▶ _STATED TASK_: Print out each record below, unaltered and complete, without its images.

[Rows from a figure dataset]
===
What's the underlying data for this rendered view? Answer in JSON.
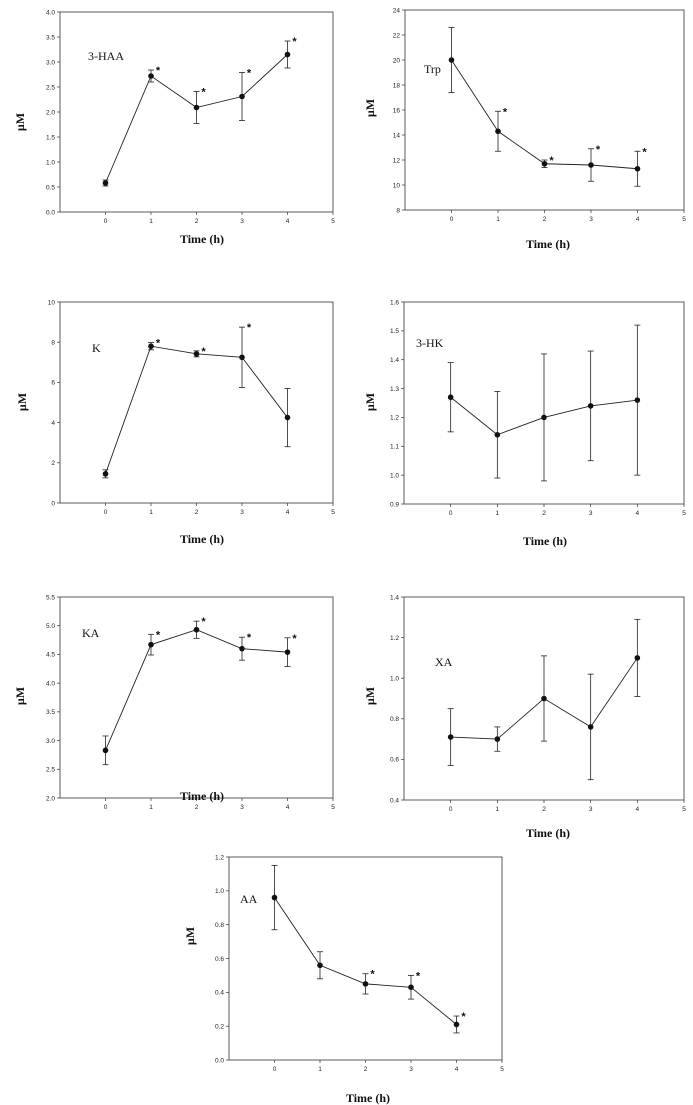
{
  "chart_data": [
    {
      "type": "line",
      "panel_label": "3-HAA",
      "xlabel": "Time (h)",
      "ylabel": "µM",
      "xlim": [
        -1,
        5
      ],
      "ylim": [
        0,
        4
      ],
      "xticks": [
        "0",
        "1",
        "2",
        "3",
        "4",
        "5"
      ],
      "yticks": [
        "0.0",
        "0.5",
        "1.0",
        "1.5",
        "2.0",
        "2.5",
        "3.0",
        "3.5",
        "4.0"
      ],
      "series": [
        {
          "x": [
            0,
            1,
            2,
            3,
            4
          ],
          "y": [
            0.58,
            2.72,
            2.09,
            2.31,
            3.15
          ],
          "err": [
            0.06,
            0.12,
            0.32,
            0.48,
            0.27
          ],
          "significant": [
            false,
            true,
            true,
            true,
            true
          ]
        }
      ],
      "significance_marker": "*"
    },
    {
      "type": "line",
      "panel_label": "Trp",
      "xlabel": "Time (h)",
      "ylabel": "µM",
      "xlim": [
        -1,
        5
      ],
      "ylim": [
        8,
        24
      ],
      "xticks": [
        "0",
        "1",
        "2",
        "3",
        "4",
        "5"
      ],
      "yticks": [
        "8",
        "10",
        "12",
        "14",
        "16",
        "18",
        "20",
        "22",
        "24"
      ],
      "series": [
        {
          "x": [
            0,
            1,
            2,
            3,
            4
          ],
          "y": [
            20.0,
            14.3,
            11.7,
            11.6,
            11.3
          ],
          "err": [
            2.6,
            1.6,
            0.3,
            1.3,
            1.4
          ],
          "significant": [
            false,
            true,
            true,
            true,
            true
          ]
        }
      ],
      "significance_marker": "*"
    },
    {
      "type": "line",
      "panel_label": "K",
      "xlabel": "Time (h)",
      "ylabel": "µM",
      "xlim": [
        -1,
        5
      ],
      "ylim": [
        0,
        10
      ],
      "xticks": [
        "0",
        "1",
        "2",
        "3",
        "4",
        "5"
      ],
      "yticks": [
        "0",
        "2",
        "4",
        "6",
        "8",
        "10"
      ],
      "series": [
        {
          "x": [
            0,
            1,
            2,
            3,
            4
          ],
          "y": [
            1.45,
            7.8,
            7.42,
            7.25,
            4.25
          ],
          "err": [
            0.2,
            0.18,
            0.15,
            1.5,
            1.45
          ],
          "significant": [
            false,
            true,
            true,
            true,
            false
          ]
        }
      ],
      "significance_marker": "*"
    },
    {
      "type": "line",
      "panel_label": "3-HK",
      "xlabel": "Time (h)",
      "ylabel": "µM",
      "xlim": [
        -1,
        5
      ],
      "ylim": [
        0.9,
        1.6
      ],
      "xticks": [
        "0",
        "1",
        "2",
        "3",
        "4",
        "5"
      ],
      "yticks": [
        "0.9",
        "1.0",
        "1.1",
        "1.2",
        "1.3",
        "1.4",
        "1.5",
        "1.6"
      ],
      "series": [
        {
          "x": [
            0,
            1,
            2,
            3,
            4
          ],
          "y": [
            1.27,
            1.14,
            1.2,
            1.24,
            1.26
          ],
          "err": [
            0.12,
            0.15,
            0.22,
            0.19,
            0.26
          ],
          "significant": [
            false,
            false,
            false,
            false,
            false
          ]
        }
      ],
      "significance_marker": "*"
    },
    {
      "type": "line",
      "panel_label": "KA",
      "xlabel": "Time (h)",
      "ylabel": "µM",
      "xlim": [
        -1,
        5
      ],
      "ylim": [
        2.0,
        5.5
      ],
      "xticks": [
        "0",
        "1",
        "2",
        "3",
        "4",
        "5"
      ],
      "yticks": [
        "2.0",
        "2.5",
        "3.0",
        "3.5",
        "4.0",
        "4.5",
        "5.0",
        "5.5"
      ],
      "series": [
        {
          "x": [
            0,
            1,
            2,
            3,
            4
          ],
          "y": [
            2.83,
            4.67,
            4.93,
            4.6,
            4.54
          ],
          "err": [
            0.25,
            0.18,
            0.15,
            0.2,
            0.25
          ],
          "significant": [
            false,
            true,
            true,
            true,
            true
          ]
        }
      ],
      "significance_marker": "*"
    },
    {
      "type": "line",
      "panel_label": "XA",
      "xlabel": "Time (h)",
      "ylabel": "µM",
      "xlim": [
        -1,
        5
      ],
      "ylim": [
        0.4,
        1.4
      ],
      "xticks": [
        "0",
        "1",
        "2",
        "3",
        "4",
        "5"
      ],
      "yticks": [
        "0.4",
        "0.6",
        "0.8",
        "1.0",
        "1.2",
        "1.4"
      ],
      "series": [
        {
          "x": [
            0,
            1,
            2,
            3,
            4
          ],
          "y": [
            0.71,
            0.7,
            0.9,
            0.76,
            1.1
          ],
          "err": [
            0.14,
            0.06,
            0.21,
            0.26,
            0.19
          ],
          "significant": [
            false,
            false,
            false,
            false,
            false
          ]
        }
      ],
      "significance_marker": "*"
    },
    {
      "type": "line",
      "panel_label": "AA",
      "xlabel": "Time (h)",
      "ylabel": "µM",
      "xlim": [
        -1,
        5
      ],
      "ylim": [
        0,
        1.2
      ],
      "xticks": [
        "0",
        "1",
        "2",
        "3",
        "4",
        "5"
      ],
      "yticks": [
        "0.0",
        "0.2",
        "0.4",
        "0.6",
        "0.8",
        "1.0",
        "1.2"
      ],
      "series": [
        {
          "x": [
            0,
            1,
            2,
            3,
            4
          ],
          "y": [
            0.96,
            0.56,
            0.45,
            0.43,
            0.21
          ],
          "err": [
            0.19,
            0.08,
            0.06,
            0.07,
            0.05
          ],
          "significant": [
            false,
            false,
            true,
            true,
            true
          ]
        }
      ],
      "significance_marker": "*"
    }
  ]
}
===
▶ _PROBLEM SOLUTION_:
What's the underlying data for this rendered view? Answer in JSON.
{
  "chart_data": [
    {
      "type": "line",
      "panel_label": "3-HAA",
      "xlabel": "Time (h)",
      "ylabel": "µM",
      "xlim": [
        -1,
        5
      ],
      "ylim": [
        0,
        4
      ],
      "xticks": [
        "0",
        "1",
        "2",
        "3",
        "4",
        "5"
      ],
      "yticks": [
        "0.0",
        "0.5",
        "1.0",
        "1.5",
        "2.0",
        "2.5",
        "3.0",
        "3.5",
        "4.0"
      ],
      "series": [
        {
          "x": [
            0,
            1,
            2,
            3,
            4
          ],
          "y": [
            0.58,
            2.72,
            2.09,
            2.31,
            3.15
          ],
          "err": [
            0.06,
            0.12,
            0.32,
            0.48,
            0.27
          ],
          "significant": [
            false,
            true,
            true,
            true,
            true
          ]
        }
      ],
      "significance_marker": "*"
    },
    {
      "type": "line",
      "panel_label": "Trp",
      "xlabel": "Time (h)",
      "ylabel": "µM",
      "xlim": [
        -1,
        5
      ],
      "ylim": [
        8,
        24
      ],
      "xticks": [
        "0",
        "1",
        "2",
        "3",
        "4",
        "5"
      ],
      "yticks": [
        "8",
        "10",
        "12",
        "14",
        "16",
        "18",
        "20",
        "22",
        "24"
      ],
      "series": [
        {
          "x": [
            0,
            1,
            2,
            3,
            4
          ],
          "y": [
            20.0,
            14.3,
            11.7,
            11.6,
            11.3
          ],
          "err": [
            2.6,
            1.6,
            0.3,
            1.3,
            1.4
          ],
          "significant": [
            false,
            true,
            true,
            true,
            true
          ]
        }
      ],
      "significance_marker": "*"
    },
    {
      "type": "line",
      "panel_label": "K",
      "xlabel": "Time (h)",
      "ylabel": "µM",
      "xlim": [
        -1,
        5
      ],
      "ylim": [
        0,
        10
      ],
      "xticks": [
        "0",
        "1",
        "2",
        "3",
        "4",
        "5"
      ],
      "yticks": [
        "0",
        "2",
        "4",
        "6",
        "8",
        "10"
      ],
      "series": [
        {
          "x": [
            0,
            1,
            2,
            3,
            4
          ],
          "y": [
            1.45,
            7.8,
            7.42,
            7.25,
            4.25
          ],
          "err": [
            0.2,
            0.18,
            0.15,
            1.5,
            1.45
          ],
          "significant": [
            false,
            true,
            true,
            true,
            false
          ]
        }
      ],
      "significance_marker": "*"
    },
    {
      "type": "line",
      "panel_label": "3-HK",
      "xlabel": "Time (h)",
      "ylabel": "µM",
      "xlim": [
        -1,
        5
      ],
      "ylim": [
        0.9,
        1.6
      ],
      "xticks": [
        "0",
        "1",
        "2",
        "3",
        "4",
        "5"
      ],
      "yticks": [
        "0.9",
        "1.0",
        "1.1",
        "1.2",
        "1.3",
        "1.4",
        "1.5",
        "1.6"
      ],
      "series": [
        {
          "x": [
            0,
            1,
            2,
            3,
            4
          ],
          "y": [
            1.27,
            1.14,
            1.2,
            1.24,
            1.26
          ],
          "err": [
            0.12,
            0.15,
            0.22,
            0.19,
            0.26
          ],
          "significant": [
            false,
            false,
            false,
            false,
            false
          ]
        }
      ],
      "significance_marker": "*"
    },
    {
      "type": "line",
      "panel_label": "KA",
      "xlabel": "Time (h)",
      "ylabel": "µM",
      "xlim": [
        -1,
        5
      ],
      "ylim": [
        2.0,
        5.5
      ],
      "xticks": [
        "0",
        "1",
        "2",
        "3",
        "4",
        "5"
      ],
      "yticks": [
        "2.0",
        "2.5",
        "3.0",
        "3.5",
        "4.0",
        "4.5",
        "5.0",
        "5.5"
      ],
      "series": [
        {
          "x": [
            0,
            1,
            2,
            3,
            4
          ],
          "y": [
            2.83,
            4.67,
            4.93,
            4.6,
            4.54
          ],
          "err": [
            0.25,
            0.18,
            0.15,
            0.2,
            0.25
          ],
          "significant": [
            false,
            true,
            true,
            true,
            true
          ]
        }
      ],
      "significance_marker": "*"
    },
    {
      "type": "line",
      "panel_label": "XA",
      "xlabel": "Time (h)",
      "ylabel": "µM",
      "xlim": [
        -1,
        5
      ],
      "ylim": [
        0.4,
        1.4
      ],
      "xticks": [
        "0",
        "1",
        "2",
        "3",
        "4",
        "5"
      ],
      "yticks": [
        "0.4",
        "0.6",
        "0.8",
        "1.0",
        "1.2",
        "1.4"
      ],
      "series": [
        {
          "x": [
            0,
            1,
            2,
            3,
            4
          ],
          "y": [
            0.71,
            0.7,
            0.9,
            0.76,
            1.1
          ],
          "err": [
            0.14,
            0.06,
            0.21,
            0.26,
            0.19
          ],
          "significant": [
            false,
            false,
            false,
            false,
            false
          ]
        }
      ],
      "significance_marker": "*"
    },
    {
      "type": "line",
      "panel_label": "AA",
      "xlabel": "Time (h)",
      "ylabel": "µM",
      "xlim": [
        -1,
        5
      ],
      "ylim": [
        0,
        1.2
      ],
      "xticks": [
        "0",
        "1",
        "2",
        "3",
        "4",
        "5"
      ],
      "yticks": [
        "0.0",
        "0.2",
        "0.4",
        "0.6",
        "0.8",
        "1.0",
        "1.2"
      ],
      "series": [
        {
          "x": [
            0,
            1,
            2,
            3,
            4
          ],
          "y": [
            0.96,
            0.56,
            0.45,
            0.43,
            0.21
          ],
          "err": [
            0.19,
            0.08,
            0.06,
            0.07,
            0.05
          ],
          "significant": [
            false,
            false,
            true,
            true,
            true
          ]
        }
      ],
      "significance_marker": "*"
    }
  ]
}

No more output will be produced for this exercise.